──────── Provided entries ────────

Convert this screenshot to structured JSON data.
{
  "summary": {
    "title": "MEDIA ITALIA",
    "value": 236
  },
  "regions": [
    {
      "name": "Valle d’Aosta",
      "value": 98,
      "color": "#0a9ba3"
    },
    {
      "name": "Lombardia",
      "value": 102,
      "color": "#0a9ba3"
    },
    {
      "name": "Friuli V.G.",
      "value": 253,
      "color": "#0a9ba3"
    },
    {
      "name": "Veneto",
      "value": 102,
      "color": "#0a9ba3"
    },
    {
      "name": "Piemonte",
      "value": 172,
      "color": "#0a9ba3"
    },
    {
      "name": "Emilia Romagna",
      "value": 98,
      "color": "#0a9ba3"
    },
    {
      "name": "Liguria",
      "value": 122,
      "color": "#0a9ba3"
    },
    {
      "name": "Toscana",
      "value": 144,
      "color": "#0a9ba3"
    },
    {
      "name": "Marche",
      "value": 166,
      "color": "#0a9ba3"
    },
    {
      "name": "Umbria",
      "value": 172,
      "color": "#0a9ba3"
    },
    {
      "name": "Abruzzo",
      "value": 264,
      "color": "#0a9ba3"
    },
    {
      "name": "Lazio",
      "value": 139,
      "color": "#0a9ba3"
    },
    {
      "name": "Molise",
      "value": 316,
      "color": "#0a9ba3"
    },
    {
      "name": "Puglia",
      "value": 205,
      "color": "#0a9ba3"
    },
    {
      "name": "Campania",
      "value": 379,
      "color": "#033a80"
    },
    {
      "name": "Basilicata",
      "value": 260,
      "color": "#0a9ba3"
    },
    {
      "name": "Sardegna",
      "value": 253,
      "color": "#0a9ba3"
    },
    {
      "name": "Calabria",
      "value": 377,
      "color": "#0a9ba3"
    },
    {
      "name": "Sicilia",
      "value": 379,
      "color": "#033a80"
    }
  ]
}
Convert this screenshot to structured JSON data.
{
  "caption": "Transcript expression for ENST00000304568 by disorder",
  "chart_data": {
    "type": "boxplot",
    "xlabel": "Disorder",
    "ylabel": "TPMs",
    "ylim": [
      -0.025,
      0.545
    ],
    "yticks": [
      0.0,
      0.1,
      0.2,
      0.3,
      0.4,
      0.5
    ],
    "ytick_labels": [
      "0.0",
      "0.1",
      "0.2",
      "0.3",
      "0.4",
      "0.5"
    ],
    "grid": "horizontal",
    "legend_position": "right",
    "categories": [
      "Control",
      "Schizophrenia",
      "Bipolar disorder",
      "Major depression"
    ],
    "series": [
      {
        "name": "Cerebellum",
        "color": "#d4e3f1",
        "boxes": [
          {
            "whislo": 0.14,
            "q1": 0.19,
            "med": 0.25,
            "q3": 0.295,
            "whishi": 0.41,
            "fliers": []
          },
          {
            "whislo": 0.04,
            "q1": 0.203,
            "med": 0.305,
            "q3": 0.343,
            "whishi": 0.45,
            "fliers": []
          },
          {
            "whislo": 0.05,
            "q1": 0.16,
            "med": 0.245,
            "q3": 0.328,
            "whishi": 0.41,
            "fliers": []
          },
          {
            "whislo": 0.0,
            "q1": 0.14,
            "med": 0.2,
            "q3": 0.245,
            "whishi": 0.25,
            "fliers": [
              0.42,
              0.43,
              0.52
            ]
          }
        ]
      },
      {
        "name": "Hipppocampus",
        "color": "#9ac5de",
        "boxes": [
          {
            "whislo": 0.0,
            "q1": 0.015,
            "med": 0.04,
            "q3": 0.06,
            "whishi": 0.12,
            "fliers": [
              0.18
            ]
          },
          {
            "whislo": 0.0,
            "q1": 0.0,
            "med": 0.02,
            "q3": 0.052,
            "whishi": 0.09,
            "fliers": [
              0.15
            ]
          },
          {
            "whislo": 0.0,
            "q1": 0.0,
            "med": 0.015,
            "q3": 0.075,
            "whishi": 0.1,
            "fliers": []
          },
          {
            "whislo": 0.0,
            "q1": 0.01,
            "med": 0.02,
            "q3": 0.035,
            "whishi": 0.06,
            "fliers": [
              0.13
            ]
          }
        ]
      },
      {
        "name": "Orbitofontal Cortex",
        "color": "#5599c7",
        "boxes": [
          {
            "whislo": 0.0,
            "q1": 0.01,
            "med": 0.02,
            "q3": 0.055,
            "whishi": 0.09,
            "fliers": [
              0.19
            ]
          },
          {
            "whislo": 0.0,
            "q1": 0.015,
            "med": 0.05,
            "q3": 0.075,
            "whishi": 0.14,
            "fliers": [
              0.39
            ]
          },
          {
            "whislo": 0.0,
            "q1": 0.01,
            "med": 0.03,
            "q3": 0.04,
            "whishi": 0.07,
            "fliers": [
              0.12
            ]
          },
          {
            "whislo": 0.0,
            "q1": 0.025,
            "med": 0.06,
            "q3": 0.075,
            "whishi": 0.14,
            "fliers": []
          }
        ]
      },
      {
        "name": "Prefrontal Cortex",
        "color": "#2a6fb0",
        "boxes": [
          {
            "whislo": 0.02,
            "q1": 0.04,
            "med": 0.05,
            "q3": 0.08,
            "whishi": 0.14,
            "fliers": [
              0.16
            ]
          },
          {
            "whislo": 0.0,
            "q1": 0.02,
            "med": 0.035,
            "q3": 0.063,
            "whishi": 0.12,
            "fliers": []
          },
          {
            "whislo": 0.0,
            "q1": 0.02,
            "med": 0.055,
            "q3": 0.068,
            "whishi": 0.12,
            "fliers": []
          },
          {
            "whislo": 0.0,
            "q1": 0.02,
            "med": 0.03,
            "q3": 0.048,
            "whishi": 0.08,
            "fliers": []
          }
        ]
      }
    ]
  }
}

────────

## Problem
Repeat every entry exactly, please.

## Result for this exercise
Convert this screenshot to structured JSON data.
{
  "summary": {
    "title": "MEDIA ITALIA",
    "value": 236
  },
  "regions": [
    {
      "name": "Valle d’Aosta",
      "value": 98,
      "color": "#0a9ba3"
    },
    {
      "name": "Lombardia",
      "value": 102,
      "color": "#0a9ba3"
    },
    {
      "name": "Friuli V.G.",
      "value": 253,
      "color": "#0a9ba3"
    },
    {
      "name": "Veneto",
      "value": 102,
      "color": "#0a9ba3"
    },
    {
      "name": "Piemonte",
      "value": 172,
      "color": "#0a9ba3"
    },
    {
      "name": "Emilia Romagna",
      "value": 98,
      "color": "#0a9ba3"
    },
    {
      "name": "Liguria",
      "value": 122,
      "color": "#0a9ba3"
    },
    {
      "name": "Toscana",
      "value": 144,
      "color": "#0a9ba3"
    },
    {
      "name": "Marche",
      "value": 166,
      "color": "#0a9ba3"
    },
    {
      "name": "Umbria",
      "value": 172,
      "color": "#0a9ba3"
    },
    {
      "name": "Abruzzo",
      "value": 264,
      "color": "#0a9ba3"
    },
    {
      "name": "Lazio",
      "value": 139,
      "color": "#0a9ba3"
    },
    {
      "name": "Molise",
      "value": 316,
      "color": "#0a9ba3"
    },
    {
      "name": "Puglia",
      "value": 205,
      "color": "#0a9ba3"
    },
    {
      "name": "Campania",
      "value": 379,
      "color": "#033a80"
    },
    {
      "name": "Basilicata",
      "value": 260,
      "color": "#0a9ba3"
    },
    {
      "name": "Sardegna",
      "value": 253,
      "color": "#0a9ba3"
    },
    {
      "name": "Calabria",
      "value": 377,
      "color": "#0a9ba3"
    },
    {
      "name": "Sicilia",
      "value": 379,
      "color": "#033a80"
    }
  ]
}
Convert this screenshot to structured JSON data.
{
  "caption": "Transcript expression for ENST00000304568 by disorder",
  "chart_data": {
    "type": "boxplot",
    "xlabel": "Disorder",
    "ylabel": "TPMs",
    "ylim": [
      -0.025,
      0.545
    ],
    "yticks": [
      0.0,
      0.1,
      0.2,
      0.3,
      0.4,
      0.5
    ],
    "ytick_labels": [
      "0.0",
      "0.1",
      "0.2",
      "0.3",
      "0.4",
      "0.5"
    ],
    "grid": "horizontal",
    "legend_position": "right",
    "categories": [
      "Control",
      "Schizophrenia",
      "Bipolar disorder",
      "Major depression"
    ],
    "series": [
      {
        "name": "Cerebellum",
        "color": "#d4e3f1",
        "boxes": [
          {
            "whislo": 0.14,
            "q1": 0.19,
            "med": 0.25,
            "q3": 0.295,
            "whishi": 0.41,
            "fliers": []
          },
          {
            "whislo": 0.04,
            "q1": 0.203,
            "med": 0.305,
            "q3": 0.343,
            "whishi": 0.45,
            "fliers": []
          },
          {
            "whislo": 0.05,
            "q1": 0.16,
            "med": 0.245,
            "q3": 0.328,
            "whishi": 0.41,
            "fliers": []
          },
          {
            "whislo": 0.0,
            "q1": 0.14,
            "med": 0.2,
            "q3": 0.245,
            "whishi": 0.25,
            "fliers": [
              0.42,
              0.43,
              0.52
            ]
          }
        ]
      },
      {
        "name": "Hipppocampus",
        "color": "#9ac5de",
        "boxes": [
          {
            "whislo": 0.0,
            "q1": 0.015,
            "med": 0.04,
            "q3": 0.06,
            "whishi": 0.12,
            "fliers": [
              0.18
            ]
          },
          {
            "whislo": 0.0,
            "q1": 0.0,
            "med": 0.02,
            "q3": 0.052,
            "whishi": 0.09,
            "fliers": [
              0.15
            ]
          },
          {
            "whislo": 0.0,
            "q1": 0.0,
            "med": 0.015,
            "q3": 0.075,
            "whishi": 0.1,
            "fliers": []
          },
          {
            "whislo": 0.0,
            "q1": 0.01,
            "med": 0.02,
            "q3": 0.035,
            "whishi": 0.06,
            "fliers": [
              0.13
            ]
          }
        ]
      },
      {
        "name": "Orbitofontal Cortex",
        "color": "#5599c7",
        "boxes": [
          {
            "whislo": 0.0,
            "q1": 0.01,
            "med": 0.02,
            "q3": 0.055,
            "whishi": 0.09,
            "fliers": [
              0.19
            ]
          },
          {
            "whislo": 0.0,
            "q1": 0.015,
            "med": 0.05,
            "q3": 0.075,
            "whishi": 0.14,
            "fliers": [
              0.39
            ]
          },
          {
            "whislo": 0.0,
            "q1": 0.01,
            "med": 0.03,
            "q3": 0.04,
            "whishi": 0.07,
            "fliers": [
              0.12
            ]
          },
          {
            "whislo": 0.0,
            "q1": 0.025,
            "med": 0.06,
            "q3": 0.075,
            "whishi": 0.14,
            "fliers": []
          }
        ]
      },
      {
        "name": "Prefrontal Cortex",
        "color": "#2a6fb0",
        "boxes": [
          {
            "whislo": 0.02,
            "q1": 0.04,
            "med": 0.05,
            "q3": 0.08,
            "whishi": 0.14,
            "fliers": [
              0.16
            ]
          },
          {
            "whislo": 0.0,
            "q1": 0.02,
            "med": 0.035,
            "q3": 0.063,
            "whishi": 0.12,
            "fliers": []
          },
          {
            "whislo": 0.0,
            "q1": 0.02,
            "med": 0.055,
            "q3": 0.068,
            "whishi": 0.12,
            "fliers": []
          },
          {
            "whislo": 0.0,
            "q1": 0.02,
            "med": 0.03,
            "q3": 0.048,
            "whishi": 0.08,
            "fliers": []
          }
        ]
      }
    ]
  }
}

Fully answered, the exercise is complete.